EXERCISE:
Set down each line of the data below exactly as it stands, dropping the pictures.

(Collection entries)
────────────────────
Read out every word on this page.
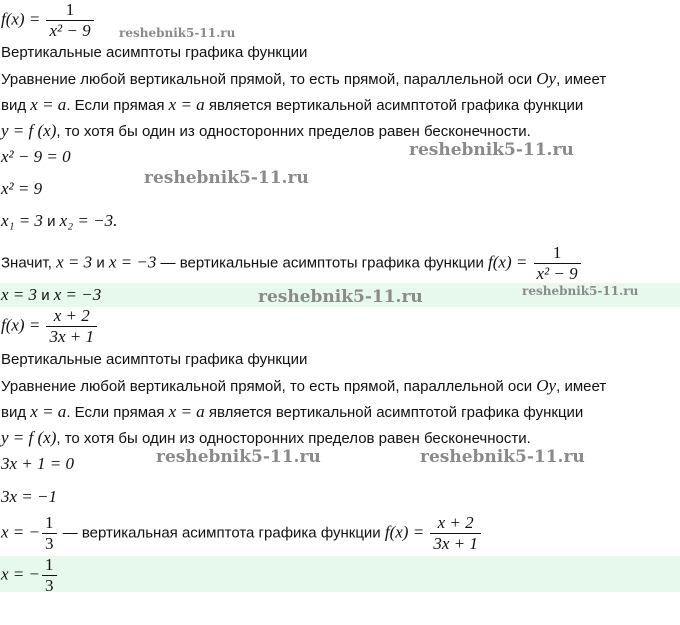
$f(x) = \frac{1}{\text{x² − 9}}$ reshebnik5-11.ru
Вертикальные асимптоты графика функции
Уравнение любой вертикальной прямой, то есть прямой, параллельной оси Oy, имеет
вид x = a. Если прямая x = a является вертикальной асимптотой графика функции
y = f (x), то хотя бы один из односторонних пределов равен бесконечности.
x² − 9 = 0	reshebnik5-11.ru
x² = 9
reshebnik5-11.ru
x₁ = 3 и x₂ = −3.
Значит, x = 3 и x = −3 — вертикальные асимптоты графика функции $f(x) = \frac{1}{\text{x² − 9}}$
x = 3 и x = −3	reshebnik5-11.ru	reshebnik5-11.ru
$f(x) = \frac{x + 2}{3x + 1}$
Вертикальные асимптоты графика функции
Уравнение любой вертикальной прямой, то есть прямой, параллельной оси Oy, имеет
вид x = a. Если прямая x = a является вертикальной асимптотой графика функции
y = f (x), то хотя бы один из односторонних пределов равен бесконечности.
3x + 1 = 0	reshebnik5-11.ru	reshebnik5-11.ru
3x = −1
x = − $\frac{1}{3}$ — вертикальная асимптота графика функции $f(x) = \frac{x + 2}{3x + 1}$
x = − $\frac{1}{3}$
────────────────────
SOLVED EXERCISE:
Read out every word on this page.
$f(x) = \frac{1}{\text{x² − 9}}$ reshebnik5-11.ru
Вертикальные асимптоты графика функции
Уравнение любой вертикальной прямой, то есть прямой, параллельной оси Oy, имеет
вид x = a. Если прямая x = a является вертикальной асимптотой графика функции
y = f (x), то хотя бы один из односторонних пределов равен бесконечности.
x² − 9 = 0	reshebnik5-11.ru
x² = 9
reshebnik5-11.ru
x₁ = 3 и x₂ = −3.
Значит, x = 3 и x = −3 — вертикальные асимптоты графика функции $f(x) = \frac{1}{\text{x² − 9}}$
x = 3 и x = −3	reshebnik5-11.ru	reshebnik5-11.ru
$f(x) = \frac{x + 2}{3x + 1}$
Вертикальные асимптоты графика функции
Уравнение любой вертикальной прямой, то есть прямой, параллельной оси Oy, имеет
вид x = a. Если прямая x = a является вертикальной асимптотой графика функции
y = f (x), то хотя бы один из односторонних пределов равен бесконечности.
3x + 1 = 0	reshebnik5-11.ru	reshebnik5-11.ru
3x = −1
x = − $\frac{1}{3}$ — вертикальная асимптота графика функции $f(x) = \frac{x + 2}{3x + 1}$
x = − $\frac{1}{3}$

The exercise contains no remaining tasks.